Scan the material and copy every line in which "YCharts" appears.

*****

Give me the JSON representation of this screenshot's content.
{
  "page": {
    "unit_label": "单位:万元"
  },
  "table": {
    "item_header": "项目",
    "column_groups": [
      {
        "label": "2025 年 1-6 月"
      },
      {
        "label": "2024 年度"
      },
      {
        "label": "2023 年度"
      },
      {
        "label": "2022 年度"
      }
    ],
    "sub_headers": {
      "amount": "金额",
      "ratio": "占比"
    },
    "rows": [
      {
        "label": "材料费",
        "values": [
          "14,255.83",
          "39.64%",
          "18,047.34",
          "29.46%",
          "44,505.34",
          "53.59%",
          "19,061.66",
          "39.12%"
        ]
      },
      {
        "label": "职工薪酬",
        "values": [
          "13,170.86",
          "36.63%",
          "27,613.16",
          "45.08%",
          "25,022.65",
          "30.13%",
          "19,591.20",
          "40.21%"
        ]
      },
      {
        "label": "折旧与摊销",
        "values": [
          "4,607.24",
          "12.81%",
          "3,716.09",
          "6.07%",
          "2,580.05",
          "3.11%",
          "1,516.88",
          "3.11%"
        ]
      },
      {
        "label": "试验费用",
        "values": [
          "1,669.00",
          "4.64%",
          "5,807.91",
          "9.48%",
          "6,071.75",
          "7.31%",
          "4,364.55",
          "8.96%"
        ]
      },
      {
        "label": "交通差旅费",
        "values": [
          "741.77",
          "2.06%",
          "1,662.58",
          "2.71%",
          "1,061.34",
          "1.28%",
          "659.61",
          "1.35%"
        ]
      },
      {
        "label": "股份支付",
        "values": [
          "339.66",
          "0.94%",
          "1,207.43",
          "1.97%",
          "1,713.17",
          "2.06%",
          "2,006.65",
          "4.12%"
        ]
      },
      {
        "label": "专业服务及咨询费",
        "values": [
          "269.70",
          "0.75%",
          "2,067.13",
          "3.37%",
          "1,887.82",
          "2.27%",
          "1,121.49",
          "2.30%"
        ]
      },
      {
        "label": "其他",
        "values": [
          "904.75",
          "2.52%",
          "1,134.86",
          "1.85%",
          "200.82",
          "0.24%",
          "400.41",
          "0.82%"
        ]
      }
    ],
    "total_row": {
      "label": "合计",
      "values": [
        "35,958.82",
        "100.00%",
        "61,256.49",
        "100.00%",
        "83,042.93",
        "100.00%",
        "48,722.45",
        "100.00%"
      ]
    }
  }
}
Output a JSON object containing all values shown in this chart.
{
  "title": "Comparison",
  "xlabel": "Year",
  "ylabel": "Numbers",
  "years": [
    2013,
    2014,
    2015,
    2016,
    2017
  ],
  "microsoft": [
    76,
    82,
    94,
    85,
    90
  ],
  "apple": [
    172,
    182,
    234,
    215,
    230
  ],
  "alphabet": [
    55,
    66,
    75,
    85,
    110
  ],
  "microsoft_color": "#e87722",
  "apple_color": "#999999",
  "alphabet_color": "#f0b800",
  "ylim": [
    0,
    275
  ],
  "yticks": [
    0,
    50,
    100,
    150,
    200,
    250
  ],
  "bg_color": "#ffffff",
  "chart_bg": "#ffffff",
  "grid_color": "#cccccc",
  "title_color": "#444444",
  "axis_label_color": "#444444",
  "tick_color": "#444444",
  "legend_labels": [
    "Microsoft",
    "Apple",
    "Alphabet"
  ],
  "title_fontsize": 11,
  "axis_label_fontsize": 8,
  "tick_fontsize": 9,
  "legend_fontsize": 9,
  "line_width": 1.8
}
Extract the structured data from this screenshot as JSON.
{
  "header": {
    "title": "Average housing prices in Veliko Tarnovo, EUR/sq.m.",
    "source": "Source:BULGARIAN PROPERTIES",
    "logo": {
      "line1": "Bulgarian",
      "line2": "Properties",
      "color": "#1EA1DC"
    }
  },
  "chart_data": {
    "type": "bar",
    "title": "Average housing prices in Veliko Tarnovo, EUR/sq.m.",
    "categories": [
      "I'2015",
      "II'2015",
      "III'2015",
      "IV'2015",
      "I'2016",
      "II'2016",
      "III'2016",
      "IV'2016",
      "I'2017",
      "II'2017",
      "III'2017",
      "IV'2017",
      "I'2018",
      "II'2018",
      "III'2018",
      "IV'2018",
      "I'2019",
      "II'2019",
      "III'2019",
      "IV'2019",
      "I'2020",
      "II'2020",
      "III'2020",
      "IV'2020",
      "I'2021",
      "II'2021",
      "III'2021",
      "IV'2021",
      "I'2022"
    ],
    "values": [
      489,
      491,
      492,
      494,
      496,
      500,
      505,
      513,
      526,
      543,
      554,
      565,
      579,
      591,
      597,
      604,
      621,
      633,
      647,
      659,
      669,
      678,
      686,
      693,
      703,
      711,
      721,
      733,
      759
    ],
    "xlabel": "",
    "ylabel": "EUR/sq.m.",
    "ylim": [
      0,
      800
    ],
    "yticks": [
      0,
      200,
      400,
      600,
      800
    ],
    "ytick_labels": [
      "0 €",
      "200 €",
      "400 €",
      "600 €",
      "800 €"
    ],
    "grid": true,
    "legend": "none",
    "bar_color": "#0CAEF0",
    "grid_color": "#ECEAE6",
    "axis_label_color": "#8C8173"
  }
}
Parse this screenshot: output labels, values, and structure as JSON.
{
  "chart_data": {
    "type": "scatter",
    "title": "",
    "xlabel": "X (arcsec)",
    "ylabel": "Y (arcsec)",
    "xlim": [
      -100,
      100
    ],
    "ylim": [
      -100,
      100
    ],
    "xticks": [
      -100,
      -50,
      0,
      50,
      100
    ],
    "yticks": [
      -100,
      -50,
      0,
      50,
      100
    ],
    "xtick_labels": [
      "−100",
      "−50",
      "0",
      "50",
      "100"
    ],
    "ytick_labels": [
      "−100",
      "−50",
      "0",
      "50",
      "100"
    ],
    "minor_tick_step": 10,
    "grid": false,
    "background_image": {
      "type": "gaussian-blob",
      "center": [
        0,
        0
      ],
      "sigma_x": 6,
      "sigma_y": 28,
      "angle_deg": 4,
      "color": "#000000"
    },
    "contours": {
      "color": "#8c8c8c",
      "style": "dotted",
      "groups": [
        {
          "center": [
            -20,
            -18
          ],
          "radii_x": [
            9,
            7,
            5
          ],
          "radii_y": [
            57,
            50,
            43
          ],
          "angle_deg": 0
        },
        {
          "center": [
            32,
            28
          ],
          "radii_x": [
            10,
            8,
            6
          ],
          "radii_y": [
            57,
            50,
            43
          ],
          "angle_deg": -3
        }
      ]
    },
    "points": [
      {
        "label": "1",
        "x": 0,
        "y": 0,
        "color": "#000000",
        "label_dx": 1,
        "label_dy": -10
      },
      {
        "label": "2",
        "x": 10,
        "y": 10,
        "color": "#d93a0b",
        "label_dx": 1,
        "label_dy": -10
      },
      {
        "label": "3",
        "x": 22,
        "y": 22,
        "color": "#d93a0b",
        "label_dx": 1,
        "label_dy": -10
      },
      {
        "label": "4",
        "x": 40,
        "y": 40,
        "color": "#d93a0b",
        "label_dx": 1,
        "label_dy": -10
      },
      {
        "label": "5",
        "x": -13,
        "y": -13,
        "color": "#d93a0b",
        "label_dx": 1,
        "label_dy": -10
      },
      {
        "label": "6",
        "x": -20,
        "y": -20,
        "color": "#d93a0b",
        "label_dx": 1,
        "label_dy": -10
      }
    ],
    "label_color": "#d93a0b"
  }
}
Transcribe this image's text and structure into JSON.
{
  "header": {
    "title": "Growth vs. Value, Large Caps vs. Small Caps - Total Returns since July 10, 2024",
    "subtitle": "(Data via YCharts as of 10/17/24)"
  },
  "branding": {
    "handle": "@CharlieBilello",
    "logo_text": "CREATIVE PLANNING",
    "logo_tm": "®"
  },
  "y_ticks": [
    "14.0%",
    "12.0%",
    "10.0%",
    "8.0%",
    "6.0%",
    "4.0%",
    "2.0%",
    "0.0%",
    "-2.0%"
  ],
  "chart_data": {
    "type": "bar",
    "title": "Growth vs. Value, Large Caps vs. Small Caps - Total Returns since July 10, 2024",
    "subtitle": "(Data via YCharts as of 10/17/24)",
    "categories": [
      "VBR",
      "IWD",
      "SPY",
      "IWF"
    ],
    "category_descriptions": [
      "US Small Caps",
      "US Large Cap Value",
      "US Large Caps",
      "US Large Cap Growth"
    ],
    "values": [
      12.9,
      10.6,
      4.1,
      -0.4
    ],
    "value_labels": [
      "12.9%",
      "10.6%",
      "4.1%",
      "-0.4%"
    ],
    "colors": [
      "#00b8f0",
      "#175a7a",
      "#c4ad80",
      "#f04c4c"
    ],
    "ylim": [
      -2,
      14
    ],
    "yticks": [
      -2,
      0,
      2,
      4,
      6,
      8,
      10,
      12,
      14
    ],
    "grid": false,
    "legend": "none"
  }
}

*****

▸ **The response**:
    "subtitle": "(Data via YCharts as of 10/17/24)"
    "subtitle": "(Data via YCharts as of 10/17/24)",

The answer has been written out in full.